+++ Exercise input +++

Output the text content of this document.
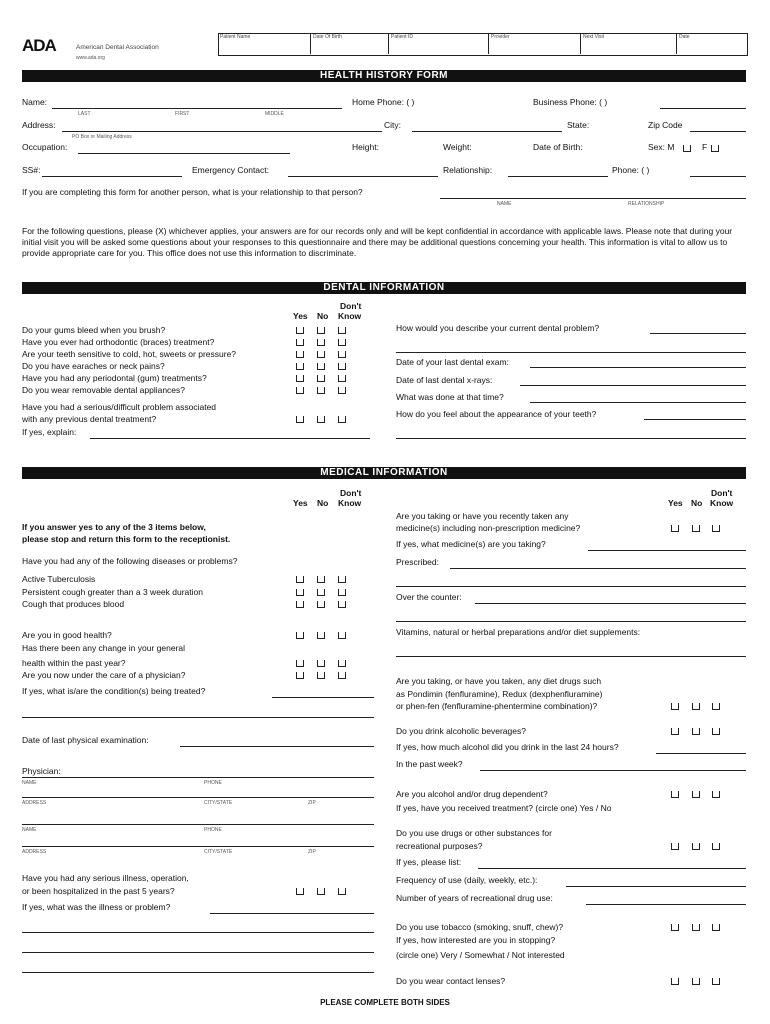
ADA	American Dental Association
www.ada.org
Patient Name	Date Of Birth	Patient ID	Provider	Next Visit	Date
HEALTH HISTORY FORM
Name:
LAST	FIRST	MIDDLE
Home Phone: ( )	Business Phone: ( )
Address:
PO Box or Mailing Address
City:	State:	Zip Code
Occupation:	Height:	Weight:	Date of Birth:	Sex: M	F
SS#:	Emergency Contact:	Relationship:	Phone: ( )
If you are completing this form for another person, what is your relationship to that person?
NAME	RELATIONSHIP
For the following questions, please (X) whichever applies, your answers are for our records only and will be kept confidential in accordance with applicable laws. Please note that during your initial visit you will be asked some questions about your responses to this questionnaire and there may be additional questions concerning your health. This information is vital to allow us to provide appropriate care for you. This office does not use this information to discriminate.
DENTAL INFORMATION
Yes No
Don't
Know
Do your gums bleed when you brush?
Have you ever had orthodontic (braces) treatment?
Are your teeth sensitive to cold, hot, sweets or pressure?
Do you have earaches or neck pains?
Have you had any periodontal (gum) treatments?
Do you wear removable dental appliances?
Have you had a serious/difficult problem associated
with any previous dental treatment?
If yes, explain:
How would you describe your current dental problem?
Date of your last dental exam:
Date of last dental x-rays:
What was done at that time?
How do you feel about the appearance of your teeth?
MEDICAL INFORMATION
Yes No
Don't
Know	Yes No
Don't
Know
If you answer yes to any of the 3 items below,
please stop and return this form to the receptionist.
Have you had any of the following diseases or problems?
Active Tuberculosis
Persistent cough greater than a 3 week duration
Cough that produces blood
Are you in good health?
Has there been any change in your general
health within the past year?
Are you now under the care of a physician?
If yes, what is/are the condition(s) being treated?
Date of last physical examination:
Physician:
NAME	PHONE
ADDRESS	CITY/STATE	ZIP
NAME	PHONE
ADDRESS	CITY/STATE	ZIP
Have you had any serious illness, operation,
or been hospitalized in the past 5 years?
If yes, what was the illness or problem?
Are you taking or have you recently taken any
medicine(s) including non-prescription medicine?
If yes, what medicine(s) are you taking?
Prescribed:
Over the counter:
Vitamins, natural or herbal preparations and/or diet supplements:
Are you taking, or have you taken, any diet drugs such
as Pondimin (fenfluramine), Redux (dexphenfluramine)
or phen-fen (fenfluramine-phentermine combination)?
Do you drink alcoholic beverages?
If yes, how much alcohol did you drink in the last 24 hours?
In the past week?
Are you alcohol and/or drug dependent?
If yes, have you received treatment? (circle one) Yes / No
Do you use drugs or other substances for
recreational purposes?
If yes, please list:
Frequency of use (daily, weekly, etc.):
Number of years of recreational drug use:
Do you use tobacco (smoking, snuff, chew)?
If yes, how interested are you in stopping?
(circle one) Very / Somewhat / Not interested
Do you wear contact lenses?
PLEASE COMPLETE BOTH SIDES
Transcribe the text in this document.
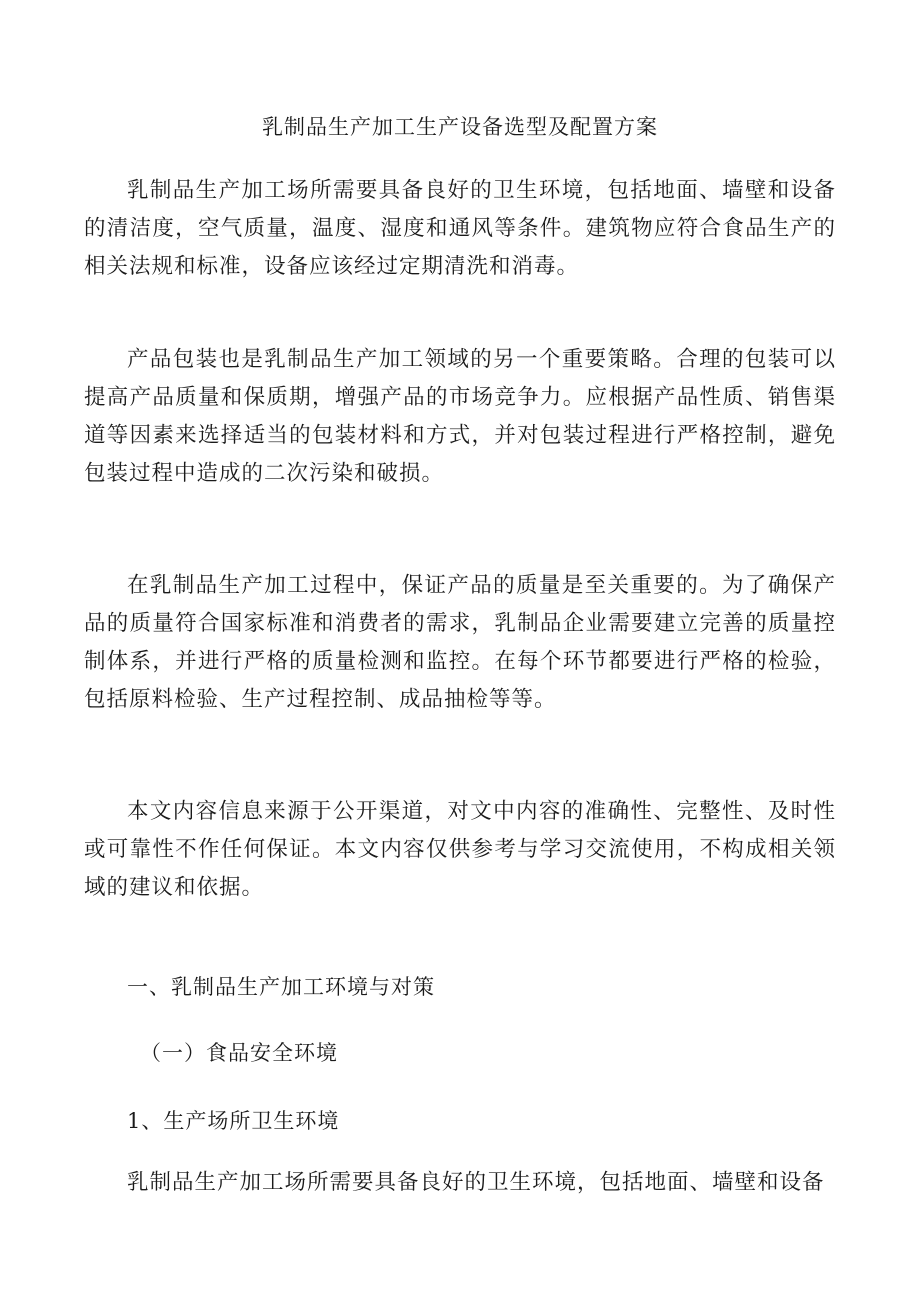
乳制品生产加工生产设备选型及配置方案

乳制品生产加工场所需要具备良好的卫生环境，包括地面、墙壁和设备的清洁度，空气质量，温度、湿度和通风等条件。建筑物应符合食品生产的相关法规和标准，设备应该经过定期清洗和消毒。

产品包装也是乳制品生产加工领域的另一个重要策略。合理的包装可以提高产品质量和保质期，增强产品的市场竞争力。应根据产品性质、销售渠道等因素来选择适当的包装材料和方式，并对包装过程进行严格控制，避免包装过程中造成的二次污染和破损。

在乳制品生产加工过程中，保证产品的质量是至关重要的。为了确保产品的质量符合国家标准和消费者的需求，乳制品企业需要建立完善的质量控制体系，并进行严格的质量检测和监控。在每个环节都要进行严格的检验，包括原料检验、生产过程控制、成品抽检等等。

本文内容信息来源于公开渠道，对文中内容的准确性、完整性、及时性或可靠性不作任何保证。本文内容仅供参考与学习交流使用，不构成相关领域的建议和依据。

一、乳制品生产加工环境与对策

（一）食品安全环境

1、生产场所卫生环境

乳制品生产加工场所需要具备良好的卫生环境，包括地面、墙壁和设备
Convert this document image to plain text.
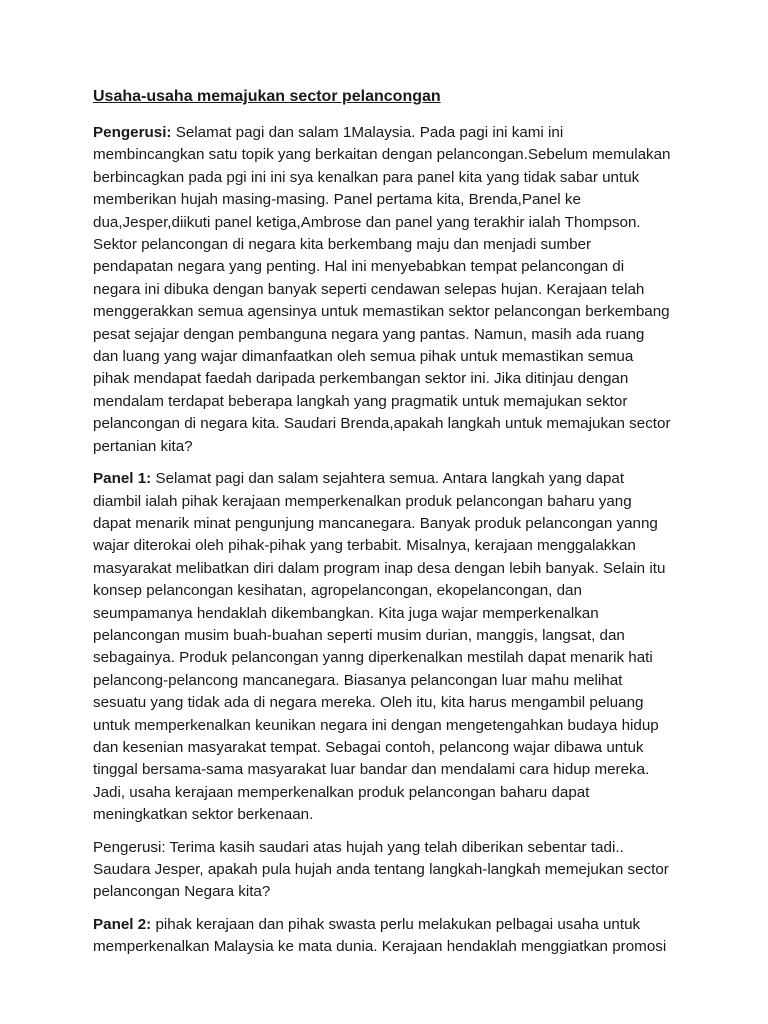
Usaha-usaha memajukan sector pelancongan

Pengerusi: Selamat pagi dan salam 1Malaysia. Pada pagi ini kami ini membincangkan satu topik yang berkaitan dengan pelancongan.Sebelum memulakan berbincagkan pada pgi ini ini sya kenalkan para panel kita yang tidak sabar untuk memberikan hujah masing-masing. Panel pertama kita, Brenda,Panel ke dua,Jesper,diikuti panel ketiga,Ambrose dan panel yang terakhir ialah Thompson. Sektor pelancongan di negara kita berkembang maju dan menjadi sumber pendapatan negara yang penting. Hal ini menyebabkan tempat pelancongan di negara ini dibuka dengan banyak seperti cendawan selepas hujan. Kerajaan telah menggerakkan semua agensinya untuk memastikan sektor pelancongan berkembang pesat sejajar dengan pembanguna negara yang pantas. Namun, masih ada ruang dan luang yang wajar dimanfaatkan oleh semua pihak untuk memastikan semua pihak mendapat faedah daripada perkembangan sektor ini. Jika ditinjau dengan mendalam terdapat beberapa langkah yang pragmatik untuk memajukan sektor pelancongan di negara kita. Saudari Brenda,apakah langkah untuk memajukan sector pertanian kita?

Panel 1: Selamat pagi dan salam sejahtera semua. Antara langkah yang dapat diambil ialah pihak kerajaan memperkenalkan produk pelancongan baharu yang dapat menarik minat pengunjung mancanegara. Banyak produk pelancongan yanng wajar diterokai oleh pihak-pihak yang terbabit. Misalnya, kerajaan menggalakkan masyarakat melibatkan diri dalam program inap desa dengan lebih banyak. Selain itu konsep pelancongan kesihatan, agropelancongan, ekopelancongan, dan seumpamanya hendaklah dikembangkan. Kita juga wajar memperkenalkan pelancongan musim buah-buahan seperti musim durian, manggis, langsat, dan sebagainya. Produk pelancongan yanng diperkenalkan mestilah dapat menarik hati pelancong-pelancong mancanegara. Biasanya pelancongan luar mahu melihat sesuatu yang tidak ada di negara mereka. Oleh itu, kita harus mengambil peluang untuk memperkenalkan keunikan negara ini dengan mengetengahkan budaya hidup dan kesenian masyarakat tempat. Sebagai contoh, pelancong wajar dibawa untuk tinggal bersama-sama masyarakat luar bandar dan mendalami cara hidup mereka. Jadi, usaha kerajaan memperkenalkan produk pelancongan baharu dapat meningkatkan sektor berkenaan.

Pengerusi: Terima kasih saudari atas hujah yang telah diberikan sebentar tadi.. Saudara Jesper, apakah pula hujah anda tentang langkah-langkah memejukan sector pelancongan Negara kita?

Panel 2: pihak kerajaan dan pihak swasta perlu melakukan pelbagai usaha untuk memperkenalkan Malaysia ke mata dunia. Kerajaan hendaklah menggiatkan promosi
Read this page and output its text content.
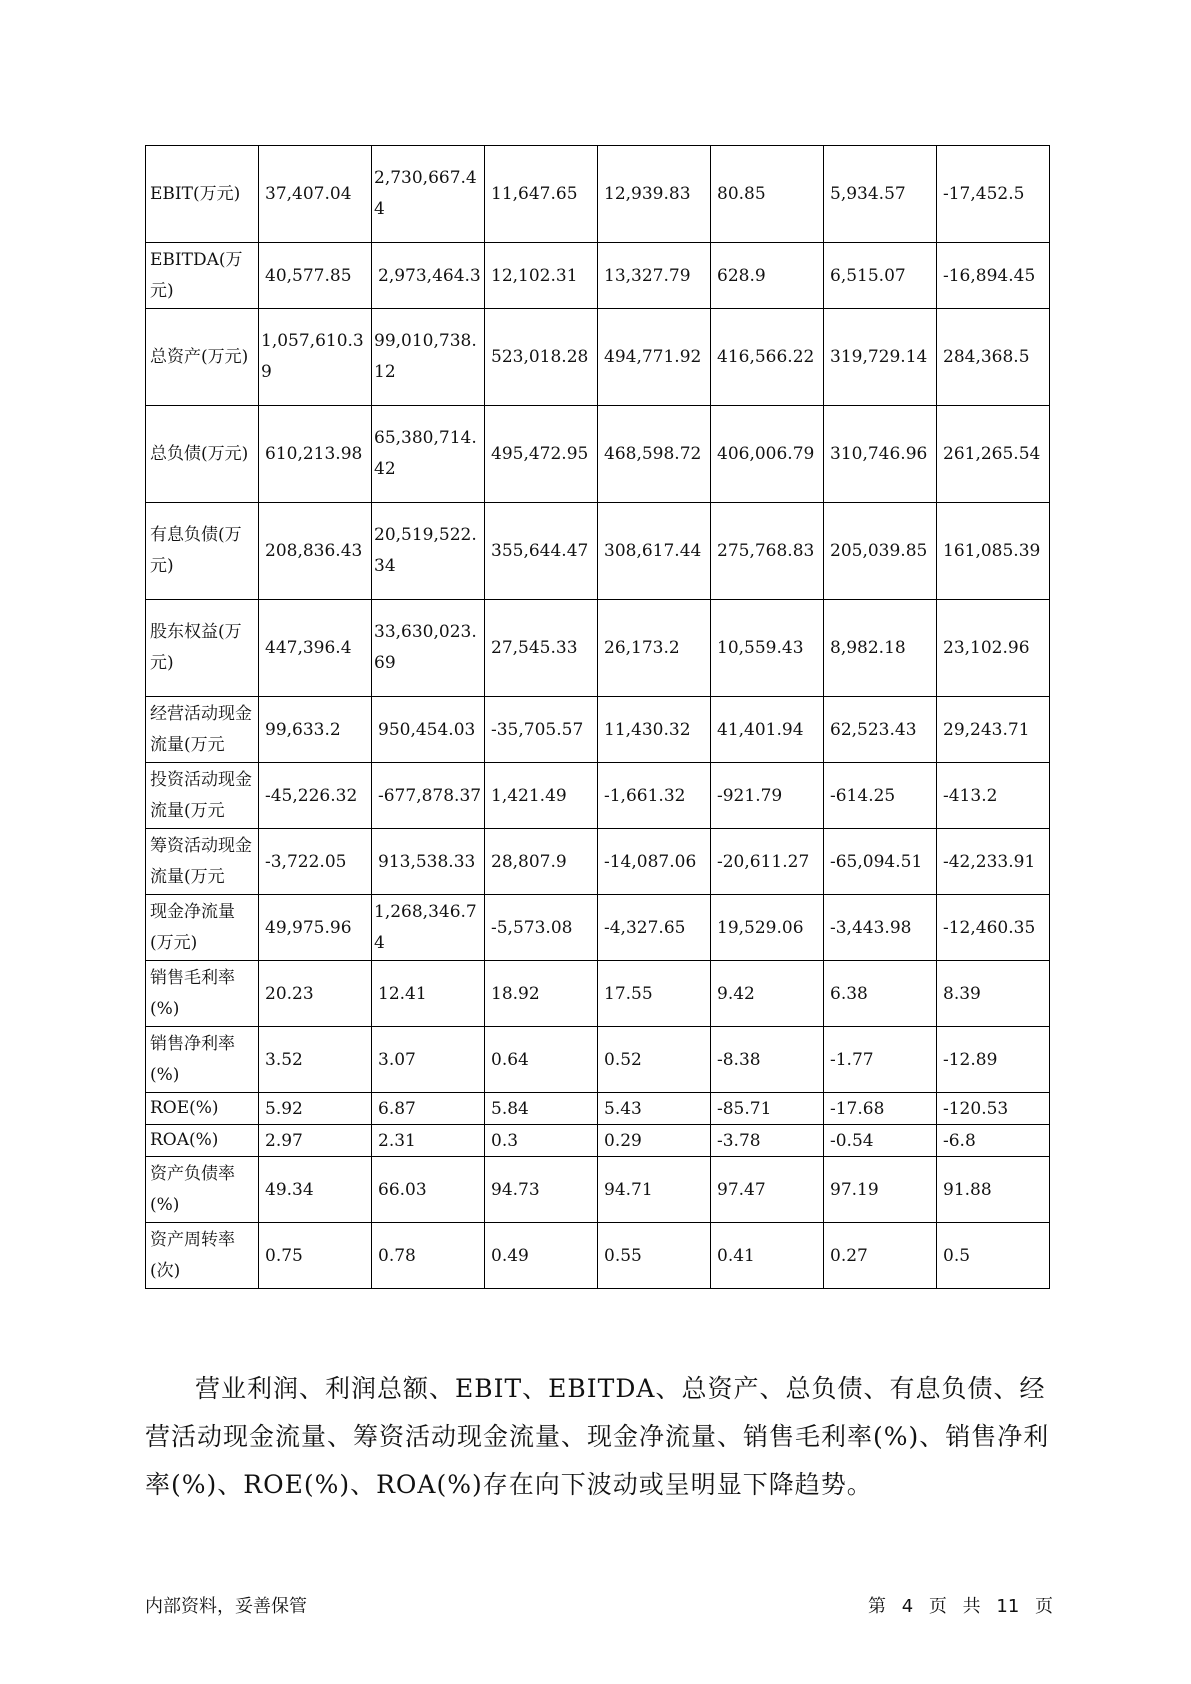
EBIT(万元)	37,407.04	2,730,667.44	11,647.65	12,939.83	80.85	5,934.57	-17,452.5
EBITDA(万元)	40,577.85	2,973,464.3	12,102.31	13,327.79	628.9	6,515.07	-16,894.45
总资产(万元)	1,057,610.39	99,010,738.12	523,018.28	494,771.92	416,566.22	319,729.14	284,368.5
总负债(万元)	610,213.98	65,380,714.42	495,472.95	468,598.72	406,006.79	310,746.96	261,265.54
有息负债(万元)	208,836.43	20,519,522.34	355,644.47	308,617.44	275,768.83	205,039.85	161,085.39
股东权益(万元)	447,396.4	33,630,023.69	27,545.33	26,173.2	10,559.43	8,982.18	23,102.96
经营活动现金流量(万元	99,633.2	950,454.03	-35,705.57	11,430.32	41,401.94	62,523.43	29,243.71
投资活动现金流量(万元	-45,226.32	-677,878.37	1,421.49	-1,661.32	-921.79	-614.25	-413.2
筹资活动现金流量(万元	-3,722.05	913,538.33	28,807.9	-14,087.06	-20,611.27	-65,094.51	-42,233.91
现金净流量(万元)	49,975.96	1,268,346.74	-5,573.08	-4,327.65	19,529.06	-3,443.98	-12,460.35
销售毛利率(%)	20.23	12.41	18.92	17.55	9.42	6.38	8.39
销售净利率(%)	3.52	3.07	0.64	0.52	-8.38	-1.77	-12.89
ROE(%)	5.92	6.87	5.84	5.43	-85.71	-17.68	-120.53
ROA(%)	2.97	2.31	0.3	0.29	-3.78	-0.54	-6.8
资产负债率(%)	49.34	66.03	94.73	94.71	97.47	97.19	91.88
资产周转率(次)	0.75	0.78	0.49	0.55	0.41	0.27	0.5

营业利润、利润总额、EBIT、EBITDA、总资产、总负债、有息负债、经营活动现金流量、筹资活动现金流量、现金净流量、销售毛利率(%)、销售净利率(%)、ROE(%)、ROA(%)存在向下波动或呈明显下降趋势。

内部资料，妥善保管	第 4 页 共 11 页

+++

■ **Task directions**: Wherever "past" shows up in a line, copy that line.

■ **Task result**:
health within the past year?
or been hospitalized in the past 5 years?
In the past week?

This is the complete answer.